◆ EXERCISE PROMPT: Retype each record shown below, leaving every character as it is.

[Begin EXCERPTED DATA]

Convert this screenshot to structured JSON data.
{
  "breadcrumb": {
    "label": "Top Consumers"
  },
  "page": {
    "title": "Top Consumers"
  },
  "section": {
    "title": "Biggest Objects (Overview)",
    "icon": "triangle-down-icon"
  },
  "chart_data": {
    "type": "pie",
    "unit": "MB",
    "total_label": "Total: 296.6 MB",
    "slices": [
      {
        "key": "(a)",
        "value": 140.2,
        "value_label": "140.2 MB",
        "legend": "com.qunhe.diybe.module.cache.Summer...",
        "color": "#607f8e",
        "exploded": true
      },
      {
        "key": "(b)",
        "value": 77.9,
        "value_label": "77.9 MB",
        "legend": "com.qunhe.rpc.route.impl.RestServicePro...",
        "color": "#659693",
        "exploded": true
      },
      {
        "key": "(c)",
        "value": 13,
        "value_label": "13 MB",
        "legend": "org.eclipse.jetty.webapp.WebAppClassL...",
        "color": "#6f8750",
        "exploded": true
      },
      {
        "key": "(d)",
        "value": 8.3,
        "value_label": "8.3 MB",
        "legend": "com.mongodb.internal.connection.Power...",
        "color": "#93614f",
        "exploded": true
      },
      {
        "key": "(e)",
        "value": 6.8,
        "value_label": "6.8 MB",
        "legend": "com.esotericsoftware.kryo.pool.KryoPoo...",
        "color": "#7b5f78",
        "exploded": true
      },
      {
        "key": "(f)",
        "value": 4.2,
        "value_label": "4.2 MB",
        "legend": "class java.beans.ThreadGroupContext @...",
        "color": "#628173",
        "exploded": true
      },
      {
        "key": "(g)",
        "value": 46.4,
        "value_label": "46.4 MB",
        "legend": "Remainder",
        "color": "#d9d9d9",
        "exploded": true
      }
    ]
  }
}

[End EXCERPTED DATA]

◆ FINISHED TASK:
Convert this screenshot to structured JSON data.
{
  "breadcrumb": {
    "label": "Top Consumers"
  },
  "page": {
    "title": "Top Consumers"
  },
  "section": {
    "title": "Biggest Objects (Overview)",
    "icon": "triangle-down-icon"
  },
  "chart_data": {
    "type": "pie",
    "unit": "MB",
    "total_label": "Total: 296.6 MB",
    "slices": [
      {
        "key": "(a)",
        "value": 140.2,
        "value_label": "140.2 MB",
        "legend": "com.qunhe.diybe.module.cache.Summer...",
        "color": "#607f8e",
        "exploded": true
      },
      {
        "key": "(b)",
        "value": 77.9,
        "value_label": "77.9 MB",
        "legend": "com.qunhe.rpc.route.impl.RestServicePro...",
        "color": "#659693",
        "exploded": true
      },
      {
        "key": "(c)",
        "value": 13,
        "value_label": "13 MB",
        "legend": "org.eclipse.jetty.webapp.WebAppClassL...",
        "color": "#6f8750",
        "exploded": true
      },
      {
        "key": "(d)",
        "value": 8.3,
        "value_label": "8.3 MB",
        "legend": "com.mongodb.internal.connection.Power...",
        "color": "#93614f",
        "exploded": true
      },
      {
        "key": "(e)",
        "value": 6.8,
        "value_label": "6.8 MB",
        "legend": "com.esotericsoftware.kryo.pool.KryoPoo...",
        "color": "#7b5f78",
        "exploded": true
      },
      {
        "key": "(f)",
        "value": 4.2,
        "value_label": "4.2 MB",
        "legend": "class java.beans.ThreadGroupContext @...",
        "color": "#628173",
        "exploded": true
      },
      {
        "key": "(g)",
        "value": 46.4,
        "value_label": "46.4 MB",
        "legend": "Remainder",
        "color": "#d9d9d9",
        "exploded": true
      }
    ]
  }
}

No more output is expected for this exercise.